** start of Provided data **

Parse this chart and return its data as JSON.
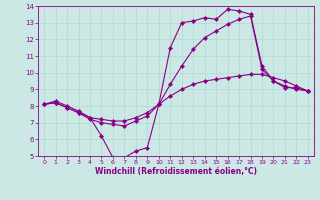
{
  "xlabel": "Windchill (Refroidissement éolien,°C)",
  "xlim": [
    -0.5,
    23.5
  ],
  "ylim": [
    5,
    14
  ],
  "xticks": [
    0,
    1,
    2,
    3,
    4,
    5,
    6,
    7,
    8,
    9,
    10,
    11,
    12,
    13,
    14,
    15,
    16,
    17,
    18,
    19,
    20,
    21,
    22,
    23
  ],
  "yticks": [
    5,
    6,
    7,
    8,
    9,
    10,
    11,
    12,
    13,
    14
  ],
  "background_color": "#cce8e4",
  "line_color": "#880088",
  "grid_color": "#b0d8d0",
  "lines": [
    {
      "x": [
        0,
        1,
        2,
        3,
        4,
        5,
        6,
        7,
        8,
        9,
        10,
        11,
        12,
        13,
        14,
        15,
        16,
        17,
        18,
        19,
        20,
        21,
        22,
        23
      ],
      "y": [
        8.1,
        8.3,
        8.0,
        7.7,
        7.3,
        6.2,
        4.9,
        4.9,
        5.3,
        5.5,
        8.1,
        11.5,
        13.0,
        13.1,
        13.3,
        13.2,
        13.8,
        13.7,
        13.5,
        10.4,
        9.5,
        9.2,
        9.0,
        8.9
      ]
    },
    {
      "x": [
        0,
        1,
        2,
        3,
        4,
        5,
        6,
        7,
        8,
        9,
        10,
        11,
        12,
        13,
        14,
        15,
        16,
        17,
        18,
        19,
        20,
        21,
        22,
        23
      ],
      "y": [
        8.1,
        8.2,
        7.9,
        7.6,
        7.3,
        7.2,
        7.1,
        7.1,
        7.3,
        7.6,
        8.1,
        8.6,
        9.0,
        9.3,
        9.5,
        9.6,
        9.7,
        9.8,
        9.9,
        9.9,
        9.7,
        9.5,
        9.2,
        8.9
      ]
    },
    {
      "x": [
        0,
        1,
        2,
        3,
        4,
        5,
        6,
        7,
        8,
        9,
        10,
        11,
        12,
        13,
        14,
        15,
        16,
        17,
        18,
        19,
        20,
        21,
        22,
        23
      ],
      "y": [
        8.1,
        8.2,
        7.9,
        7.6,
        7.2,
        7.0,
        6.9,
        6.8,
        7.1,
        7.4,
        8.1,
        9.3,
        10.4,
        11.4,
        12.1,
        12.5,
        12.9,
        13.2,
        13.4,
        10.2,
        9.5,
        9.1,
        9.1,
        8.9
      ]
    }
  ]
}
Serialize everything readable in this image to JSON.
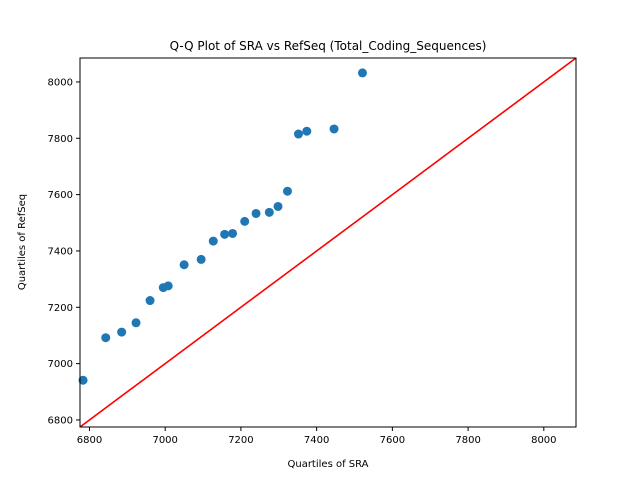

** end of Provided data **

**Instructions for the task:**
An exact transcription of all the entries is required, without the pictures.

**Exercise answer:**
Parse this chart and return its data as JSON.
{
  "xlabel": "Windchill (Refroidissement éolien,°C)",
  "xlim": [
    -0.5,
    23.5
  ],
  "ylim": [
    5,
    14
  ],
  "xticks": [
    0,
    1,
    2,
    3,
    4,
    5,
    6,
    7,
    8,
    9,
    10,
    11,
    12,
    13,
    14,
    15,
    16,
    17,
    18,
    19,
    20,
    21,
    22,
    23
  ],
  "yticks": [
    5,
    6,
    7,
    8,
    9,
    10,
    11,
    12,
    13,
    14
  ],
  "background_color": "#cce8e4",
  "line_color": "#880088",
  "grid_color": "#b0d8d0",
  "lines": [
    {
      "x": [
        0,
        1,
        2,
        3,
        4,
        5,
        6,
        7,
        8,
        9,
        10,
        11,
        12,
        13,
        14,
        15,
        16,
        17,
        18,
        19,
        20,
        21,
        22,
        23
      ],
      "y": [
        8.1,
        8.3,
        8.0,
        7.7,
        7.3,
        6.2,
        4.9,
        4.9,
        5.3,
        5.5,
        8.1,
        11.5,
        13.0,
        13.1,
        13.3,
        13.2,
        13.8,
        13.7,
        13.5,
        10.4,
        9.5,
        9.2,
        9.0,
        8.9
      ]
    },
    {
      "x": [
        0,
        1,
        2,
        3,
        4,
        5,
        6,
        7,
        8,
        9,
        10,
        11,
        12,
        13,
        14,
        15,
        16,
        17,
        18,
        19,
        20,
        21,
        22,
        23
      ],
      "y": [
        8.1,
        8.2,
        7.9,
        7.6,
        7.3,
        7.2,
        7.1,
        7.1,
        7.3,
        7.6,
        8.1,
        8.6,
        9.0,
        9.3,
        9.5,
        9.6,
        9.7,
        9.8,
        9.9,
        9.9,
        9.7,
        9.5,
        9.2,
        8.9
      ]
    },
    {
      "x": [
        0,
        1,
        2,
        3,
        4,
        5,
        6,
        7,
        8,
        9,
        10,
        11,
        12,
        13,
        14,
        15,
        16,
        17,
        18,
        19,
        20,
        21,
        22,
        23
      ],
      "y": [
        8.1,
        8.2,
        7.9,
        7.6,
        7.2,
        7.0,
        6.9,
        6.8,
        7.1,
        7.4,
        8.1,
        9.3,
        10.4,
        11.4,
        12.1,
        12.5,
        12.9,
        13.2,
        13.4,
        10.2,
        9.5,
        9.1,
        9.1,
        8.9
      ]
    }
  ]
}
Serialize everything readable in this image to JSON.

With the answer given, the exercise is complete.